→ WHAT YOU NEED TO DO
Report every line in the listing that contains the string "prvej".
begin RECORD SET
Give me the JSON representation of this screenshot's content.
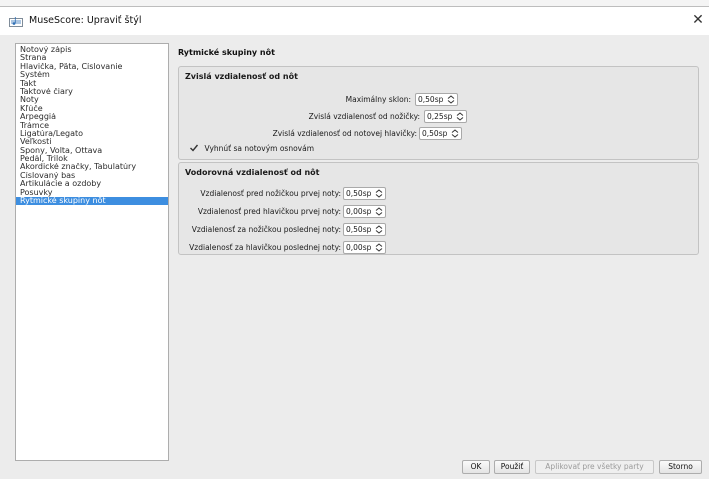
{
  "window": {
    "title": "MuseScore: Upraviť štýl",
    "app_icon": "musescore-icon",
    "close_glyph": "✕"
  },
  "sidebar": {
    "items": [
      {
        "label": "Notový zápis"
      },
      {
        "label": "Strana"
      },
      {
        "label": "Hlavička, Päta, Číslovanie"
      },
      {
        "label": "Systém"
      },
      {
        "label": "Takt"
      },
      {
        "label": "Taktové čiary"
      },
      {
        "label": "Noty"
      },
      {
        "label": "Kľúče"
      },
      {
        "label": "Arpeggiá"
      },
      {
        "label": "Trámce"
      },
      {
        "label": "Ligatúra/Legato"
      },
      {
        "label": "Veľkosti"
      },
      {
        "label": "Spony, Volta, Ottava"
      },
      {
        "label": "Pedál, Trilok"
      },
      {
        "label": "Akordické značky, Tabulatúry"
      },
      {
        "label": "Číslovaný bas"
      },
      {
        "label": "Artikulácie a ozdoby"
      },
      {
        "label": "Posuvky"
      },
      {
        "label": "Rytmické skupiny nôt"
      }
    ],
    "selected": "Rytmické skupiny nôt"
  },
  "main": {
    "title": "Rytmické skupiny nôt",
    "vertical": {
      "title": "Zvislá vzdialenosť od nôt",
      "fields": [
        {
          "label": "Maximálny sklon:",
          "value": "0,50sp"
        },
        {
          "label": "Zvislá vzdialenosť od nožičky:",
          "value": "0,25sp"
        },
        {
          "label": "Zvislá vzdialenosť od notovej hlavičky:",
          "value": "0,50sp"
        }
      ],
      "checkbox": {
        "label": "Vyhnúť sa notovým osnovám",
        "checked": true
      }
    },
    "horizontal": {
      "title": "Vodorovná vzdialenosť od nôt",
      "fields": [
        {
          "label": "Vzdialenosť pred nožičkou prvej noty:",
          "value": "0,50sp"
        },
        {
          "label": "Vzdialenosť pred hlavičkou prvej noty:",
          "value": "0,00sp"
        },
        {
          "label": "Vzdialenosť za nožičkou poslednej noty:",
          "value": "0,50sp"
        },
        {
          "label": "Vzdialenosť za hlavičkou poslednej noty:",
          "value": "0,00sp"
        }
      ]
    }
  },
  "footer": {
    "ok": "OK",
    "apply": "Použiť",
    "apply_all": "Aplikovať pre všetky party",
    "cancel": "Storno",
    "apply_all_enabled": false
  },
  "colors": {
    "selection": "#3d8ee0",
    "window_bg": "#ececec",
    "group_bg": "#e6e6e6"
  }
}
end RECORD SET
→ ANSWER TO THE PROBLEM
          "label": "Vzdialenosť pred nožičkou prvej noty:",
          "label": "Vzdialenosť pred hlavičkou prvej noty:",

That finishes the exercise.